Directions for this task:
Spot each line in the records below where the word "②生物能进行呼吸" occurs, then copy it.

(Collected data)
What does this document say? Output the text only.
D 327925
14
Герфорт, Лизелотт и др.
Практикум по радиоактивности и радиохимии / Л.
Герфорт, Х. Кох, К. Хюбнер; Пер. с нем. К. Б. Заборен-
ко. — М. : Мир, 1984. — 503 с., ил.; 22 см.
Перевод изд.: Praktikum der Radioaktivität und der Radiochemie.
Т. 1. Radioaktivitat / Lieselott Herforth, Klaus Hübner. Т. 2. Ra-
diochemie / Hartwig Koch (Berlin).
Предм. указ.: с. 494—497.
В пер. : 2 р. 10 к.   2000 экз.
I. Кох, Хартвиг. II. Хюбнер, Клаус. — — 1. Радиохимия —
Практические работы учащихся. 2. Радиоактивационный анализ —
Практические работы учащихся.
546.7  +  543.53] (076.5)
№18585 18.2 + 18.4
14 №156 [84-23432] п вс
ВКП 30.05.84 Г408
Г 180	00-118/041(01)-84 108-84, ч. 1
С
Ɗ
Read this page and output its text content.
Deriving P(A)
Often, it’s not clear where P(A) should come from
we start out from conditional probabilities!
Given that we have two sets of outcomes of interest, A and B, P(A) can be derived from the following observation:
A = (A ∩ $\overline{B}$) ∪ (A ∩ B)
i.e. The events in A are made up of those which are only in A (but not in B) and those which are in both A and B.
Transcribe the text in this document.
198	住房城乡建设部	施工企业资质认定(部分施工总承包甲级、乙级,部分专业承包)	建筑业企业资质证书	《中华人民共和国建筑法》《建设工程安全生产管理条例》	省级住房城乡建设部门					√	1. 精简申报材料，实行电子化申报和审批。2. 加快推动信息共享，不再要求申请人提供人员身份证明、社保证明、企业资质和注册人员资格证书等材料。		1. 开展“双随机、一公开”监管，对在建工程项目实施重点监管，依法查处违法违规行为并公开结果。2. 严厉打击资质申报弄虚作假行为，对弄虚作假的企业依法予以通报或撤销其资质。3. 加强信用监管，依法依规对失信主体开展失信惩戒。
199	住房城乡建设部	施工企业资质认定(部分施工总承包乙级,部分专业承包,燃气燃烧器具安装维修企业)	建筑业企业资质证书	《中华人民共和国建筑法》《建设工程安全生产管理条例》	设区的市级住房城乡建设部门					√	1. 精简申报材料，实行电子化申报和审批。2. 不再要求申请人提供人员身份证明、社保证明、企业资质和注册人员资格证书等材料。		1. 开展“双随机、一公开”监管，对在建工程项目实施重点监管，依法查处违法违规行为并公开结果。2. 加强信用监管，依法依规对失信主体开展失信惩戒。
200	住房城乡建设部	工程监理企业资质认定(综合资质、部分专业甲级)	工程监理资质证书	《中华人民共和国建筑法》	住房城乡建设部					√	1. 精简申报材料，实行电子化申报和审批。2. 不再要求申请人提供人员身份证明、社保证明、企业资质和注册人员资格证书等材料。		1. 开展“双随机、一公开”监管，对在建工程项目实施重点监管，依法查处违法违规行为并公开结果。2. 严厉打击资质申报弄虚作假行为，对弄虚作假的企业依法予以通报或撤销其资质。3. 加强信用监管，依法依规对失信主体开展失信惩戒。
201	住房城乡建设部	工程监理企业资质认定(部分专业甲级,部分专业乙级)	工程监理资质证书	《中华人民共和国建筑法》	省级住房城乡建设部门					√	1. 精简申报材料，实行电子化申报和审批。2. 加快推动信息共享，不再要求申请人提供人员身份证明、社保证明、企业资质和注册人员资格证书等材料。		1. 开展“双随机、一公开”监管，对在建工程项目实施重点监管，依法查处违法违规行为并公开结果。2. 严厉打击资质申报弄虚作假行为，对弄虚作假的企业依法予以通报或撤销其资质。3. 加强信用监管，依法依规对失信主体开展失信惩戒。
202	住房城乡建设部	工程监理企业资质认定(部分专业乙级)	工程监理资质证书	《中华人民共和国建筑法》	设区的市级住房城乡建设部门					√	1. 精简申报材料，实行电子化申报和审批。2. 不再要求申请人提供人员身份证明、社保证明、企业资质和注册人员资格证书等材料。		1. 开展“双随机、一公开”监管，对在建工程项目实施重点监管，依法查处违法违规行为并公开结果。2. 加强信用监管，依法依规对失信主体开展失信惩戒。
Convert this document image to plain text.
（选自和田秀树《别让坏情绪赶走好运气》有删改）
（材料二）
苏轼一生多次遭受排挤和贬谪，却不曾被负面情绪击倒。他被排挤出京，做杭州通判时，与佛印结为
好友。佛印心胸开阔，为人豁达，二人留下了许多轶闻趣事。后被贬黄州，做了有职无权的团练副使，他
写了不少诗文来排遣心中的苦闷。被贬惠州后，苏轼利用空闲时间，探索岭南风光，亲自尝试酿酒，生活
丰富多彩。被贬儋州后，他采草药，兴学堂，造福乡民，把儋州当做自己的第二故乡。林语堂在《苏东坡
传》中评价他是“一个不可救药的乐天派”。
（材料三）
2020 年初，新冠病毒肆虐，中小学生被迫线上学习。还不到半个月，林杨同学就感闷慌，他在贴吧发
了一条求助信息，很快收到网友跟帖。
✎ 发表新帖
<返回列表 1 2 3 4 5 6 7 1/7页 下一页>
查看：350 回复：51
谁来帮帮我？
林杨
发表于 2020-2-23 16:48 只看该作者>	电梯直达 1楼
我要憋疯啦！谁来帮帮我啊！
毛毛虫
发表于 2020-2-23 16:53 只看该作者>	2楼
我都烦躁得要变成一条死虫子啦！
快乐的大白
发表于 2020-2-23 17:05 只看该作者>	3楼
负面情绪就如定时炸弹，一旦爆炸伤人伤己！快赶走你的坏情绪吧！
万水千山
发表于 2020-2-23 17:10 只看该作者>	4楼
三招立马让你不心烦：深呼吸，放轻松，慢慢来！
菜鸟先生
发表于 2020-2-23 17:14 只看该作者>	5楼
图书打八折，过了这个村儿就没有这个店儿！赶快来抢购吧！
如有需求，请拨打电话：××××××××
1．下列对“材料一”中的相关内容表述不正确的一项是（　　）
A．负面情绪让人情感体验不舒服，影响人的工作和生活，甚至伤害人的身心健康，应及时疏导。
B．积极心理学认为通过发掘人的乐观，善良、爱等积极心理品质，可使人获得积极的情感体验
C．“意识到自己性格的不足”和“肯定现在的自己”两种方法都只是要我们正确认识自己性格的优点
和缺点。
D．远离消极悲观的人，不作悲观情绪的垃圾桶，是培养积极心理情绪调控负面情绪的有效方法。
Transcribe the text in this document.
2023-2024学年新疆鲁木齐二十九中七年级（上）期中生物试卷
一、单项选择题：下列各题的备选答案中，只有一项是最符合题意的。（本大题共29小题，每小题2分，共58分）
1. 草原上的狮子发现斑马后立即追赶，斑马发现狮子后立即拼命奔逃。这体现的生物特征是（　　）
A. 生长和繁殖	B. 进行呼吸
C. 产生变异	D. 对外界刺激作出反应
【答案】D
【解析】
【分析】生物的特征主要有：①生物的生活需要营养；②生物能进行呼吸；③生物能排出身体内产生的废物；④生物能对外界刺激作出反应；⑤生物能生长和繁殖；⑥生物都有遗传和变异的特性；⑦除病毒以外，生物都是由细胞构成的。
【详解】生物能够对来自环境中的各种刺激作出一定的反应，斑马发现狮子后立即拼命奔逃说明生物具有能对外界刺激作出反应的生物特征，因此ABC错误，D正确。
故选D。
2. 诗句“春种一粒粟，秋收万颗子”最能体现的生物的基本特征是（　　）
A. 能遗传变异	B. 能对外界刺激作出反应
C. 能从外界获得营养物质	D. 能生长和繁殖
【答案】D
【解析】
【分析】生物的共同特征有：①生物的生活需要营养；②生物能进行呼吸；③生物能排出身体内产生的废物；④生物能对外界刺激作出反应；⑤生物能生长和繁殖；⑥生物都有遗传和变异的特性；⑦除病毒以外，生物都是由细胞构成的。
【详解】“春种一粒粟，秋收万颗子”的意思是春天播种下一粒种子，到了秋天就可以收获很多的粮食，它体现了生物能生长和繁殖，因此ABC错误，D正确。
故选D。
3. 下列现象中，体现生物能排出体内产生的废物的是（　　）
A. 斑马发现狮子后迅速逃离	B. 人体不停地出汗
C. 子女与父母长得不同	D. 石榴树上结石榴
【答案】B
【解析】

Output of the exercise:
【分析】生物的特征主要有：①生物的生活需要营养；②生物能进行呼吸；③生物能排出身体内产生的废物；④生物能对外界刺激作出反应；⑤生物能生长和繁殖；⑥生物都有遗传和变异的特性；⑦除病毒以外，生物都是由细胞构成的。
【分析】生物的共同特征有：①生物的生活需要营养；②生物能进行呼吸；③生物能排出身体内产生的废物；④生物能对外界刺激作出反应；⑤生物能生长和繁殖；⑥生物都有遗传和变异的特性；⑦除病毒以外，生物都是由细胞构成的。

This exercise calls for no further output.